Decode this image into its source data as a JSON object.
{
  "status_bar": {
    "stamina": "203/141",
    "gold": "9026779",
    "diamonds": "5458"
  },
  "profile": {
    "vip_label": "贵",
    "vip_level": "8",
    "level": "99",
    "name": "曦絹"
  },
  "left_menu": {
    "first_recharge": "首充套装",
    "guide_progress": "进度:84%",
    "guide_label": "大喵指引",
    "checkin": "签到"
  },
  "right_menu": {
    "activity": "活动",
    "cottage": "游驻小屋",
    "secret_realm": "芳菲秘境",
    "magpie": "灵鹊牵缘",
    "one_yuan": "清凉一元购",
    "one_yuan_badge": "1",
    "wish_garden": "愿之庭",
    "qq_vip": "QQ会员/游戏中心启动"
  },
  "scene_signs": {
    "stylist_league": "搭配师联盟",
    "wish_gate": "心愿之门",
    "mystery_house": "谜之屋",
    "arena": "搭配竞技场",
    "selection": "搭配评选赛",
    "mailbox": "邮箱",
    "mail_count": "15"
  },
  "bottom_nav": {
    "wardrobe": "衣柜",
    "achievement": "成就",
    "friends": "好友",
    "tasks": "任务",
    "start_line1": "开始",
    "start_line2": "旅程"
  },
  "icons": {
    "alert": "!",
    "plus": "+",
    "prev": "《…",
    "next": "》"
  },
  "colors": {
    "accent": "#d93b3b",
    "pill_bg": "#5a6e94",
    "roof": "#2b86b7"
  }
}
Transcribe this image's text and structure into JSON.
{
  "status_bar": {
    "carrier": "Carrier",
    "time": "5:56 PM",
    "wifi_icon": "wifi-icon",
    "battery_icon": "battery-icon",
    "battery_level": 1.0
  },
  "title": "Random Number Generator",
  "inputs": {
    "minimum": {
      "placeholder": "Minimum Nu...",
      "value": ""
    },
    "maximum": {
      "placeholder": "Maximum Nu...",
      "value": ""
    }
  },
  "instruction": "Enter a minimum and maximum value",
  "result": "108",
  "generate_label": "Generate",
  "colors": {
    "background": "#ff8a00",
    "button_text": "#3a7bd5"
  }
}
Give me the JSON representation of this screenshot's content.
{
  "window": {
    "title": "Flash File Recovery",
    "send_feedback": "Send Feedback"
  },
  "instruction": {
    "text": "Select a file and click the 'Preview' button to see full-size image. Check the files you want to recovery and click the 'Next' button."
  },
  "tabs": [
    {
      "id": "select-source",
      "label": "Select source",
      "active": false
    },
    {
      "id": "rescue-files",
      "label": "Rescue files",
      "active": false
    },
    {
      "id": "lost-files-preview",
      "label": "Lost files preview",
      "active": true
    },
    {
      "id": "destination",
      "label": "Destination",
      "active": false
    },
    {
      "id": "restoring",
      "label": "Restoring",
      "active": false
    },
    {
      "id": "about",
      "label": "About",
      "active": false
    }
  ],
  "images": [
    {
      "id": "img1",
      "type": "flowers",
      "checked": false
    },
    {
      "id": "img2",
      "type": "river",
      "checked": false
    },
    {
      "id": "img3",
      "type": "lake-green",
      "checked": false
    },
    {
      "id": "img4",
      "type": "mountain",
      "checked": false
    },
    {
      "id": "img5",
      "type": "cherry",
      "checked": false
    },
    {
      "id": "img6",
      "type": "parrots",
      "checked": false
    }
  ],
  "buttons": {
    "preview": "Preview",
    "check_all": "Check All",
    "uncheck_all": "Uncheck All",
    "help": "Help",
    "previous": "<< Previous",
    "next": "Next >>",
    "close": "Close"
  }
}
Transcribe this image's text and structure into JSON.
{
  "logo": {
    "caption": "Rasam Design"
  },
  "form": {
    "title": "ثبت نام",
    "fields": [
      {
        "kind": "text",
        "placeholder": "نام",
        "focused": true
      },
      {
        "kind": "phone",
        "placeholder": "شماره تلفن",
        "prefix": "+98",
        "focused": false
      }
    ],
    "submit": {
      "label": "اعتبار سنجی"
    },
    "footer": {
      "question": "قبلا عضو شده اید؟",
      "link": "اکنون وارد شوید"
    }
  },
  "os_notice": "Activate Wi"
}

================================

What you will do
Write the material out again in its entirety, exactly as shown.

The reply
Decode this image into its source data as a JSON object.
{
  "status_bar": {
    "stamina": "203/141",
    "gold": "9026779",
    "diamonds": "5458"
  },
  "profile": {
    "vip_label": "贵",
    "vip_level": "8",
    "level": "99",
    "name": "曦絹"
  },
  "left_menu": {
    "first_recharge": "首充套装",
    "guide_progress": "进度:84%",
    "guide_label": "大喵指引",
    "checkin": "签到"
  },
  "right_menu": {
    "activity": "活动",
    "cottage": "游驻小屋",
    "secret_realm": "芳菲秘境",
    "magpie": "灵鹊牵缘",
    "one_yuan": "清凉一元购",
    "one_yuan_badge": "1",
    "wish_garden": "愿之庭",
    "qq_vip": "QQ会员/游戏中心启动"
  },
  "scene_signs": {
    "stylist_league": "搭配师联盟",
    "wish_gate": "心愿之门",
    "mystery_house": "谜之屋",
    "arena": "搭配竞技场",
    "selection": "搭配评选赛",
    "mailbox": "邮箱",
    "mail_count": "15"
  },
  "bottom_nav": {
    "wardrobe": "衣柜",
    "achievement": "成就",
    "friends": "好友",
    "tasks": "任务",
    "start_line1": "开始",
    "start_line2": "旅程"
  },
  "icons": {
    "alert": "!",
    "plus": "+",
    "prev": "《…",
    "next": "》"
  },
  "colors": {
    "accent": "#d93b3b",
    "pill_bg": "#5a6e94",
    "roof": "#2b86b7"
  }
}
Transcribe this image's text and structure into JSON.
{
  "status_bar": {
    "carrier": "Carrier",
    "time": "5:56 PM",
    "wifi_icon": "wifi-icon",
    "battery_icon": "battery-icon",
    "battery_level": 1.0
  },
  "title": "Random Number Generator",
  "inputs": {
    "minimum": {
      "placeholder": "Minimum Nu...",
      "value": ""
    },
    "maximum": {
      "placeholder": "Maximum Nu...",
      "value": ""
    }
  },
  "instruction": "Enter a minimum and maximum value",
  "result": "108",
  "generate_label": "Generate",
  "colors": {
    "background": "#ff8a00",
    "button_text": "#3a7bd5"
  }
}
Give me the JSON representation of this screenshot's content.
{
  "window": {
    "title": "Flash File Recovery",
    "send_feedback": "Send Feedback"
  },
  "instruction": {
    "text": "Select a file and click the 'Preview' button to see full-size image. Check the files you want to recovery and click the 'Next' button."
  },
  "tabs": [
    {
      "id": "select-source",
      "label": "Select source",
      "active": false
    },
    {
      "id": "rescue-files",
      "label": "Rescue files",
      "active": false
    },
    {
      "id": "lost-files-preview",
      "label": "Lost files preview",
      "active": true
    },
    {
      "id": "destination",
      "label": "Destination",
      "active": false
    },
    {
      "id": "restoring",
      "label": "Restoring",
      "active": false
    },
    {
      "id": "about",
      "label": "About",
      "active": false
    }
  ],
  "images": [
    {
      "id": "img1",
      "type": "flowers",
      "checked": false
    },
    {
      "id": "img2",
      "type": "river",
      "checked": false
    },
    {
      "id": "img3",
      "type": "lake-green",
      "checked": false
    },
    {
      "id": "img4",
      "type": "mountain",
      "checked": false
    },
    {
      "id": "img5",
      "type": "cherry",
      "checked": false
    },
    {
      "id": "img6",
      "type": "parrots",
      "checked": false
    }
  ],
  "buttons": {
    "preview": "Preview",
    "check_all": "Check All",
    "uncheck_all": "Uncheck All",
    "help": "Help",
    "previous": "<< Previous",
    "next": "Next >>",
    "close": "Close"
  }
}
Transcribe this image's text and structure into JSON.
{
  "logo": {
    "caption": "Rasam Design"
  },
  "form": {
    "title": "ثبت نام",
    "fields": [
      {
        "kind": "text",
        "placeholder": "نام",
        "focused": true
      },
      {
        "kind": "phone",
        "placeholder": "شماره تلفن",
        "prefix": "+98",
        "focused": false
      }
    ],
    "submit": {
      "label": "اعتبار سنجی"
    },
    "footer": {
      "question": "قبلا عضو شده اید؟",
      "link": "اکنون وارد شوید"
    }
  },
  "os_notice": "Activate Wi"
}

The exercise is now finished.